=== TASK OBJECTIVE ===
Read the listing below and copy out every line that holds "usted".

■ ■ ■ ■ ■ ■ ■

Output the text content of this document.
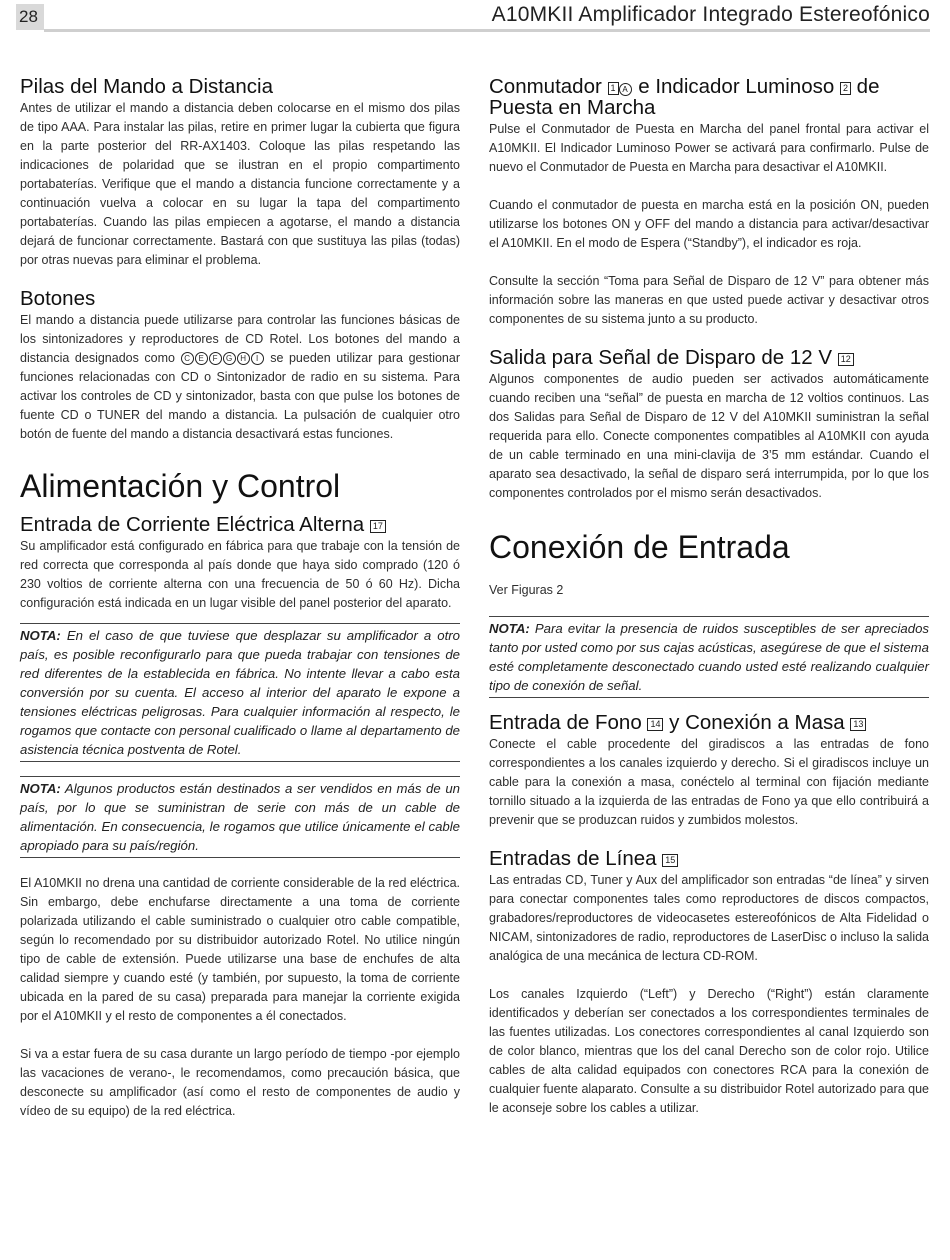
28	A10MKII Amplificador Integrado Estereofónico
Pilas del Mando a Distancia

Antes de utilizar el mando a distancia deben colocarse en el mismo dos pilas de tipo AAA. Para instalar las pilas, retire en primer lugar la cubierta que figura en la parte posterior del RR-AX1403. Coloque las pilas respetando las indicaciones de polaridad que se ilustran en el propio compartimento portabaterías. Verifique que el mando a distancia funcione correctamente y a continuación vuelva a colocar en su lugar la tapa del compartimento portabaterías. Cuando las pilas empiecen a agotarse, el mando a distancia dejará de funcionar correctamente. Bastará con que sustituya las pilas (todas) por otras nuevas para eliminar el problema.

Botones

El mando a distancia puede utilizarse para controlar las funciones básicas de los sintonizadores y reproductores de CD Rotel. Los botones del mando a distancia designados como C E F G H I se pueden utilizar para gestionar funciones relacionadas con CD o Sintonizador de radio en su sistema. Para activar los controles de CD y sintonizador, basta con que pulse los botones de fuente CD o TUNER del mando a distancia. La pulsación de cualquier otro botón de fuente del mando a distancia desactivará estas funciones.

Alimentación y Control
Entrada de Corriente Eléctrica Alterna 17

Su amplificador está configurado en fábrica para que trabaje con la tensión de red correcta que corresponda al país donde que haya sido comprado (120 ó 230 voltios de corriente alterna con una frecuencia de 50 ó 60 Hz). Dicha configuración está indicada en un lugar visible del panel posterior del aparato.

NOTA: En el caso de que tuviese que desplazar su amplificador a otro país, es posible reconfigurarlo para que pueda trabajar con tensiones de red diferentes de la establecida en fábrica. No intente llevar a cabo esta conversión por su cuenta. El acceso al interior del aparato le expone a tensiones eléctricas peligrosas. Para cualquier información al respecto, le rogamos que contacte con personal cualificado o llame al departamento de asistencia técnica postventa de Rotel.
NOTA: Algunos productos están destinados a ser vendidos en más de un país, por lo que se suministran de serie con más de un cable de alimentación. En consecuencia, le rogamos que utilice únicamente el cable apropiado para su país/región.

El A10MKII no drena una cantidad de corriente considerable de la red eléctrica. Sin embargo, debe enchufarse directamente a una toma de corriente polarizada utilizando el cable suministrado o cualquier otro cable compatible, según lo recomendado por su distribuidor autorizado Rotel. No utilice ningún tipo de cable de extensión. Puede utilizarse una base de enchufes de alta calidad siempre y cuando esté (y también, por supuesto, la toma de corriente ubicada en la pared de su casa) preparada para manejar la corriente exigida por el A10MKII y el resto de componentes a él conectados.

Si va a estar fuera de su casa durante un largo período de tiempo -por ejemplo las vacaciones de verano-, le recomendamos, como precaución básica, que desconecte su amplificador (así como el resto de componentes de audio y vídeo de su equipo) de la red eléctrica.

Conmutador 1 A e Indicador Luminoso 2 de Puesta en Marcha

Pulse el Conmutador de Puesta en Marcha del panel frontal para activar el A10MKII. El Indicador Luminoso Power se activará para confirmarlo. Pulse de nuevo el Conmutador de Puesta en Marcha para desactivar el A10MKII.

Cuando el conmutador de puesta en marcha está en la posición ON, pueden utilizarse los botones ON y OFF del mando a distancia para activar/desactivar el A10MKII. En el modo de Espera (“Standby”), el indicador es roja.

Consulte la sección “Toma para Señal de Disparo de 12 V” para obtener más información sobre las maneras en que usted puede activar y desactivar otros componentes de su sistema junto a su producto.

Salida para Señal de Disparo de 12 V 12

Algunos componentes de audio pueden ser activados automáticamente cuando reciben una “señal” de puesta en marcha de 12 voltios continuos. Las dos Salidas para Señal de Disparo de 12 V del A10MKII suministran la señal requerida para ello. Conecte componentes compatibles al A10MKII con ayuda de un cable terminado en una mini-clavija de 3’5 mm estándar. Cuando el aparato sea desactivado, la señal de disparo será interrumpida, por lo que los componentes controlados por el mismo serán desactivados.

Conexión de Entrada

Ver Figuras 2

NOTA: Para evitar la presencia de ruidos susceptibles de ser apreciados tanto por usted como por sus cajas acústicas, asegúrese de que el sistema esté completamente desconectado cuando usted esté realizando cualquier tipo de conexión de señal.
Entrada de Fono 14 y Conexión a Masa 13

Conecte el cable procedente del giradiscos a las entradas de fono correspondientes a los canales izquierdo y derecho. Si el giradiscos incluye un cable para la conexión a masa, conéctelo al terminal con fijación mediante tornillo situado a la izquierda de las entradas de Fono ya que ello contribuirá a prevenir que se produzcan ruidos y zumbidos molestos.

Entradas de Línea 15

Las entradas CD, Tuner y Aux del amplificador son entradas “de línea” y sirven para conectar componentes tales como reproductores de discos compactos, grabadores/reproductores de videocasetes estereofónicos de Alta Fidelidad o NICAM, sintonizadores de radio, reproductores de LaserDisc o incluso la salida analógica de una mecánica de lectura CD-ROM.

Los canales Izquierdo (“Left”) y Derecho (“Right”) están claramente identificados y deberían ser conectados a los correspondientes terminales de las fuentes utilizadas. Los conectores correspondientes al canal Izquierdo son de color blanco, mientras que los del canal Derecho son de color rojo. Utilice cables de alta calidad equipados con conectores RCA para la conexión de cualquier fuente alaparato. Consulte a su distribuidor Rotel autorizado para que le aconseje sobre los cables a utilizar.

■ ■ ■ ■ ■ ■ ■

=== RESULT OF THE TASK ===
Consulte la sección “Toma para Señal de Disparo de 12 V” para obtener más información sobre las maneras en que usted puede activar y desactivar otros componentes de su sistema junto a su producto.
NOTA: Para evitar la presencia de ruidos susceptibles de ser apreciados tanto por usted como por sus cajas acústicas, asegúrese de que el sistema esté completamente desconectado cuando usted esté realizando cualquier tipo de conexión de señal.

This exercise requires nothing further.